**What to produce**
Find each line with the string "name" and report it.

**Extracted entries**
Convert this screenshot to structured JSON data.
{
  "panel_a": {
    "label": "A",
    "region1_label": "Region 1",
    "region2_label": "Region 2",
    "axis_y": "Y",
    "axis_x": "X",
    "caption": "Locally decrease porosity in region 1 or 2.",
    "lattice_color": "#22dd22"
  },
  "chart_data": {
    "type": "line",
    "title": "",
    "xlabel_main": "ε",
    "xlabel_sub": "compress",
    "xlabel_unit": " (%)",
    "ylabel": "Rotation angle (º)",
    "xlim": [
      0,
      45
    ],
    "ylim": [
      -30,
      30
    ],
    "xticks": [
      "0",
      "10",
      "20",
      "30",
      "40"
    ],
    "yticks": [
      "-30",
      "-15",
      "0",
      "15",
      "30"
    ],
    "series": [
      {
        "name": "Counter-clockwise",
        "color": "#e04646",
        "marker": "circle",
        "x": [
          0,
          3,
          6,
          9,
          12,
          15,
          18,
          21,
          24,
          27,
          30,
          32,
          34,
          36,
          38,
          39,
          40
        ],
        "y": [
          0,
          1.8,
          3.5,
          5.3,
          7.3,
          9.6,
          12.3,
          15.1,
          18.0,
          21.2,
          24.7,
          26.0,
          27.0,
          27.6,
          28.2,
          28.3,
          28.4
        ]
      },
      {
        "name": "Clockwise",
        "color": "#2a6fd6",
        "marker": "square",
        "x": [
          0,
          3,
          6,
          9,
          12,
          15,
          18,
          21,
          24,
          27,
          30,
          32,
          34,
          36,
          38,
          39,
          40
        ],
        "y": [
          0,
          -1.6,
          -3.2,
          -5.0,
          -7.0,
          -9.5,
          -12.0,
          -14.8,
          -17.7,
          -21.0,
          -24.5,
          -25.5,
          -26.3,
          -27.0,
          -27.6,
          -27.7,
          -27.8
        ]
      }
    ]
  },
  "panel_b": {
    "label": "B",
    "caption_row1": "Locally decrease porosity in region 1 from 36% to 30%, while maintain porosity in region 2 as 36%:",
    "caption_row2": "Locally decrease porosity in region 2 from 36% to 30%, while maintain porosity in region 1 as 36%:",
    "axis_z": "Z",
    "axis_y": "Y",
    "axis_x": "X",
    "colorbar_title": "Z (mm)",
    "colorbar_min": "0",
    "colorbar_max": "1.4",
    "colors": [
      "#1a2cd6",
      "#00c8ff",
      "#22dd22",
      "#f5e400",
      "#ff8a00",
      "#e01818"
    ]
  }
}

**Exercise answer**
        "name": "Counter-clockwise",
        "name": "Clockwise",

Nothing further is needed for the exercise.